-- Begin RECORDS FOR PROCESSING --

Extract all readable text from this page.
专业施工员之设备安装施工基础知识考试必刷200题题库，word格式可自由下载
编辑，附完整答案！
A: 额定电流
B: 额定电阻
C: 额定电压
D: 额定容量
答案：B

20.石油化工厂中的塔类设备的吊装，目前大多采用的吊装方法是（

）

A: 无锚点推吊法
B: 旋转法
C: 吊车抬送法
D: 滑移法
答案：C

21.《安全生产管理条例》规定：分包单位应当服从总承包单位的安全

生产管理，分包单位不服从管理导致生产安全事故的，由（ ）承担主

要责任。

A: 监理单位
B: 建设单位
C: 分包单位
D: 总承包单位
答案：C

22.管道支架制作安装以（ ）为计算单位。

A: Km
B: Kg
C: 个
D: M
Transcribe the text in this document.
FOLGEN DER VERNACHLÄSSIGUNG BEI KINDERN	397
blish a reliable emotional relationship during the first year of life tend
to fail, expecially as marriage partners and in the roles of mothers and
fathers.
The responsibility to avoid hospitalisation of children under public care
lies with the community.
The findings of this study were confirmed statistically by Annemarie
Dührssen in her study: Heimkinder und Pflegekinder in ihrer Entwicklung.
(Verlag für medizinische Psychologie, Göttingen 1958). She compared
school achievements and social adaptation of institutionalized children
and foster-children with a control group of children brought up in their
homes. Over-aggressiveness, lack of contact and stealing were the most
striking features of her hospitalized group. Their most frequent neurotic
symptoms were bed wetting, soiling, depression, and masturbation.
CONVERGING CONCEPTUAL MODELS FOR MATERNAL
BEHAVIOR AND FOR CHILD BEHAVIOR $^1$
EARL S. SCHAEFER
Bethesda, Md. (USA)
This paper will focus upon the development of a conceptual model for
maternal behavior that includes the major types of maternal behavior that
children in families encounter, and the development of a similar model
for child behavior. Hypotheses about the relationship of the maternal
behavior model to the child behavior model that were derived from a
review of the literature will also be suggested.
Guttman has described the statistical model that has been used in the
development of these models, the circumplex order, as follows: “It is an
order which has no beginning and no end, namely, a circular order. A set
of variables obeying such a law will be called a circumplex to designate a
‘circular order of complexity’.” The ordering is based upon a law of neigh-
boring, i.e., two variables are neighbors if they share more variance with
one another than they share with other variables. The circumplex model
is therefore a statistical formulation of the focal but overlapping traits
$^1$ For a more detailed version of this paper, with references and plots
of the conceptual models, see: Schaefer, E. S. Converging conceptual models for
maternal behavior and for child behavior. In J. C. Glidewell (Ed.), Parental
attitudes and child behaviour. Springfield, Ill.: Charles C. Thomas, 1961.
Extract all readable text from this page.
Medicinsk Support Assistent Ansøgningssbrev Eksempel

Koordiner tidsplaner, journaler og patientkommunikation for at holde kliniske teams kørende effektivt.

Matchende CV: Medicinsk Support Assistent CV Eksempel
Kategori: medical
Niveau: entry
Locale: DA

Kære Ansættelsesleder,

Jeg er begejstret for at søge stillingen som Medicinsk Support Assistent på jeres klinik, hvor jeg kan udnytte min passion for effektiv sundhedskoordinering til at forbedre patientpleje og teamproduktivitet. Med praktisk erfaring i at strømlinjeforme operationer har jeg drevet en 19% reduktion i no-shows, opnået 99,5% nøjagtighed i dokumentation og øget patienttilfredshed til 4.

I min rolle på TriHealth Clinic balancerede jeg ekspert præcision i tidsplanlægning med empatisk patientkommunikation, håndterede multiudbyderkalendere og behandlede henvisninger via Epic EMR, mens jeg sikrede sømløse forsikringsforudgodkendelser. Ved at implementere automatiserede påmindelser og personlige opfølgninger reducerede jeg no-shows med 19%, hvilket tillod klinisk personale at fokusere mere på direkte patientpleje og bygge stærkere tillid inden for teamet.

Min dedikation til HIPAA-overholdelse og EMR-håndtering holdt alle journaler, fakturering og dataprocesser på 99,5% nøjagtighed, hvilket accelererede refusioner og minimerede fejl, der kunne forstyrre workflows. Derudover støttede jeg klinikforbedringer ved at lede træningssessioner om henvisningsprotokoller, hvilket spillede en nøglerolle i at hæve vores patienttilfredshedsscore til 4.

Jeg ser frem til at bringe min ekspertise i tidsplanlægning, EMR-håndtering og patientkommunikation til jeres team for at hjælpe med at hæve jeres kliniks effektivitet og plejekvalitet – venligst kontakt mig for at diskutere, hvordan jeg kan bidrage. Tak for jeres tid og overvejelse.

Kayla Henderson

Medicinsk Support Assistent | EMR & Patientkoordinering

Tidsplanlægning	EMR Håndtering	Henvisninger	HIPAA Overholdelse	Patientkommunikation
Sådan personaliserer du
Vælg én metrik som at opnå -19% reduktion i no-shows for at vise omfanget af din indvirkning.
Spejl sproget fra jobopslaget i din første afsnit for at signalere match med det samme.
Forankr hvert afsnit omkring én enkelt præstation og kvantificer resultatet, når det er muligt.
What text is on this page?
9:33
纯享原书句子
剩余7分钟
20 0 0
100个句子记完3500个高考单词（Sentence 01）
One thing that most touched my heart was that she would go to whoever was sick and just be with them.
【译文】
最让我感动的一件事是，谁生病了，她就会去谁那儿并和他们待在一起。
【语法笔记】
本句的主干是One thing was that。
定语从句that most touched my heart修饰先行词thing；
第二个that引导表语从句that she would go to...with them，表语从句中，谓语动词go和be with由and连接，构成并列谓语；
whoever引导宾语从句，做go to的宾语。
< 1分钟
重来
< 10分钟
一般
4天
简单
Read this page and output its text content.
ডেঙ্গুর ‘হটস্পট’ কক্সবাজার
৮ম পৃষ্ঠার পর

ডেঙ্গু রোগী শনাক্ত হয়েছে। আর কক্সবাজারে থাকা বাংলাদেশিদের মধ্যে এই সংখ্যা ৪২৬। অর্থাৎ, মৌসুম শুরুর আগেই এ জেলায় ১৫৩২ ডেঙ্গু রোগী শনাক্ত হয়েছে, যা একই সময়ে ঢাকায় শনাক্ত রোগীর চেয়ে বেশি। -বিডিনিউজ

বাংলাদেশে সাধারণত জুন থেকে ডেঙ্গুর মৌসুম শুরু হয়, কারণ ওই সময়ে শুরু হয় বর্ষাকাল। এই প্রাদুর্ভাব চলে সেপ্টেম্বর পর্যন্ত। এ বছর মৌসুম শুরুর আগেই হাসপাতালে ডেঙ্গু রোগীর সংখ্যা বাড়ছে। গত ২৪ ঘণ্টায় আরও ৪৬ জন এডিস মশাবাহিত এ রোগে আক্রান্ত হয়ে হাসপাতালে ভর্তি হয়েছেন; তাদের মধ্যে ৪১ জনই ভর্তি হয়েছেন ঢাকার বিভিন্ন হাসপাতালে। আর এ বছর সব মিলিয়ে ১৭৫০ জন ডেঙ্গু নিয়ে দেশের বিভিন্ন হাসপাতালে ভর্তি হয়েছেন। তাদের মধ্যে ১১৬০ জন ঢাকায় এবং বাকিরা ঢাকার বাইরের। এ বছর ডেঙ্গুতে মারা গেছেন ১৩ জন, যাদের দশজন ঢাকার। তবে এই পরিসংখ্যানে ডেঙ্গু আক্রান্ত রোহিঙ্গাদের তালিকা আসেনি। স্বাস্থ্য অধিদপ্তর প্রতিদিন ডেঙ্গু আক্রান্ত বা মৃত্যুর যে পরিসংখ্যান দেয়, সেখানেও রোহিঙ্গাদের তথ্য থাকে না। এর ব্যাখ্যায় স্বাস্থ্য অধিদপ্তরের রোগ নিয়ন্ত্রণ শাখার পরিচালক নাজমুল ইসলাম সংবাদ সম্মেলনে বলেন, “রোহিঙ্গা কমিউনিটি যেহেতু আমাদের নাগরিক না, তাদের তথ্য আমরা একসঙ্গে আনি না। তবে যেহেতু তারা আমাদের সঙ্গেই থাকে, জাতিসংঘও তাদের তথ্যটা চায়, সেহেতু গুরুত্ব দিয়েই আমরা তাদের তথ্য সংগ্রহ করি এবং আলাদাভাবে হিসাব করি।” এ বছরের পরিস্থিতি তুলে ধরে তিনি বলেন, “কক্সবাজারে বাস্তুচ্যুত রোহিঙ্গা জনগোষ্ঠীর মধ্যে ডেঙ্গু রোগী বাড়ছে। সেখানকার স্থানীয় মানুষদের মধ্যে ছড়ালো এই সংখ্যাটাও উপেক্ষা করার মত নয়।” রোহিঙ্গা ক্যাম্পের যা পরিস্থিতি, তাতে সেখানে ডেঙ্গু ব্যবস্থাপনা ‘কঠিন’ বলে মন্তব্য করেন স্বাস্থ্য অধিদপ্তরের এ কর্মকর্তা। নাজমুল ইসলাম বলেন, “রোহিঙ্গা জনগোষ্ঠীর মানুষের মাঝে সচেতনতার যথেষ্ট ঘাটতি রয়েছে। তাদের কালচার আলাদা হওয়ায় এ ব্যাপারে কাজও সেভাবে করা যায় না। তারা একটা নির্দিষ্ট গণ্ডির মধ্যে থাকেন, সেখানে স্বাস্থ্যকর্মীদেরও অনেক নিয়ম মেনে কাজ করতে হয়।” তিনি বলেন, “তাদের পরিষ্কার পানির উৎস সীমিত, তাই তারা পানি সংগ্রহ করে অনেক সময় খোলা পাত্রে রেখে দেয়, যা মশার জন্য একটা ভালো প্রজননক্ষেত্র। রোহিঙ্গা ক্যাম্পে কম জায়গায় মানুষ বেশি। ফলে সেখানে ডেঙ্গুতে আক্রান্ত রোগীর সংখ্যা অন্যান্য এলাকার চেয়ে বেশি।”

-- End RECORDS FOR PROCESSING --

SET TASK - Pull out each line of the records holding the string "afsnit".

RESULT -
Spejl sproget fra jobopslaget i din første afsnit for at signalere match med det samme.
Forankr hvert afsnit omkring én enkelt præstation og kvantificer resultatet, når det er muligt.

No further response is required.